(TEXT EXCERPT)
There are good grounds, theoretical and practical, to participate in Sennett’s mission. Sennett is of course right in his view that raw capitalism makes many casualties and stirs up many forms of immorality. Spoken generally, postmodern society refers to the dominance of markets, media and technology, at the cost of religion, morality and philosophy. In view of this situation, Sennett does not resort to communitarian ideas nor does he take a moralistic stance. Moreover, there are concrete possibilities for the implementation of his suggestions. A good example is provided by an initiative of the Dutch philosopher Henk Oosterling. Partially based on Sennett’s work, he has developed a large project in Rotterdam for native and foreign youth where they learn cooking, gardening, judo and philosophy. This is an educational project, in which youngsters, by growing vegetables together, cooking together, practicing martial arts together, and learning to think and argue together, develop their autonomy and their solidarity, as well as responsibility. Such a project is much more effective than teaching morality. In other words, Sennett’s ideas can be fruitfully turned into practice.
My main point of critique concerns Sennett’s vision of freedom. Since he wrote The fall of public man (1977), he seems to reduce all attempts of self-actualization to the terror of intimacy. This is a blind spot, which Sennett shares with many critical sociologists. Presently, there are enough well known philosophers who convincingly show and legitimize the deeply social content of the search for autonomy, authenticity and moral self-development. Adopting these perspectives would provide, to use
Sennett’s favourite music-metaphor, a new sound and even a new register in his in this respect somewhat monotonous late work.
Sennett, Richard (1998). The Corrosion of Character. The Personal Consequences of Work in the New Capitalism.
New York/London: W. W. Norton & Company.
Sennett, Richard (2003). Respect. The formation of character in an age of Inequality . New York/London: W. W.
Norton & Company Inc.
Sennett, Richard (2008). The craftsman . London: Penguins Books Ltd.
(End TEXT EXCERPT)
(DATA EXCERPTS)
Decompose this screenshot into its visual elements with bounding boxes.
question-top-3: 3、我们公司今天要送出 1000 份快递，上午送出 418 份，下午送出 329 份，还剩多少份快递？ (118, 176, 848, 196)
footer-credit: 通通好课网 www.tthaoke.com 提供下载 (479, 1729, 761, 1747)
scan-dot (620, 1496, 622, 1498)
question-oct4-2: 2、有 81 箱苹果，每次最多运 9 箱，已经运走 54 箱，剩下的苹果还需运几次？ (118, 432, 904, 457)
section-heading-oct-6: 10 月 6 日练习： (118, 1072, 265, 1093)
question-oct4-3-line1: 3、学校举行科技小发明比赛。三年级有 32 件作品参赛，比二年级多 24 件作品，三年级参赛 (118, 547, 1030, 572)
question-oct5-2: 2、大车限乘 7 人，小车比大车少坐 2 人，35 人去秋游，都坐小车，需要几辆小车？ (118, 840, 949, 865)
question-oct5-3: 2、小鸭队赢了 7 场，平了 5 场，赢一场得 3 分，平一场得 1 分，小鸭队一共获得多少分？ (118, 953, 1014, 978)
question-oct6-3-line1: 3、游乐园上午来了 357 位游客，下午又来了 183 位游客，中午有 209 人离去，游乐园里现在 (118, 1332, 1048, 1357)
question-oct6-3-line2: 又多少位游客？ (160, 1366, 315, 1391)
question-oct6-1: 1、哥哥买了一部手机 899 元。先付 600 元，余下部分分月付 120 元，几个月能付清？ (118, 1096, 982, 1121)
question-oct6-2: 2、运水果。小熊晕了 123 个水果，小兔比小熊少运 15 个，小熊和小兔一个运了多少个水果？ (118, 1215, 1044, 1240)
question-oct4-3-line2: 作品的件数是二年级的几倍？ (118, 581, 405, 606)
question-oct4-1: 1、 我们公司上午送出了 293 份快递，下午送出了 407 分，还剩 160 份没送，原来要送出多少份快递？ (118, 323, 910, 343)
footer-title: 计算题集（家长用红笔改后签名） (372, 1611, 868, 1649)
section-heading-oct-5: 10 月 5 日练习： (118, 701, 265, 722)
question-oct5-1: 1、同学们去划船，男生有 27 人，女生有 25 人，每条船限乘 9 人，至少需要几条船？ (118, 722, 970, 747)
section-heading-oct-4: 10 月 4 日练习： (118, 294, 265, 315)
(End DATA EXCERPTS)
PROBLEM 1> According to the Sennett excerpt, what do the youngsters in the Rotterdam project learn?
PROBLEM 2> Set down the passage of the Sennett excerpt from "New York/London: W. W. Norton" up to and including "Penguins Books Ltd.", word for word.

EXERCISE SOLUTION 1> Cooking, gardening, judo and philosophy.

EXERCISE SOLUTION 2>
New York/London: W. W. Norton & Company.
Sennett, Richard (2003). Respect. The formation of character in an age of Inequality . New York/London: W. W.
Norton & Company Inc.
Sennett, Richard (2008). The craftsman . London: Penguins Books Ltd.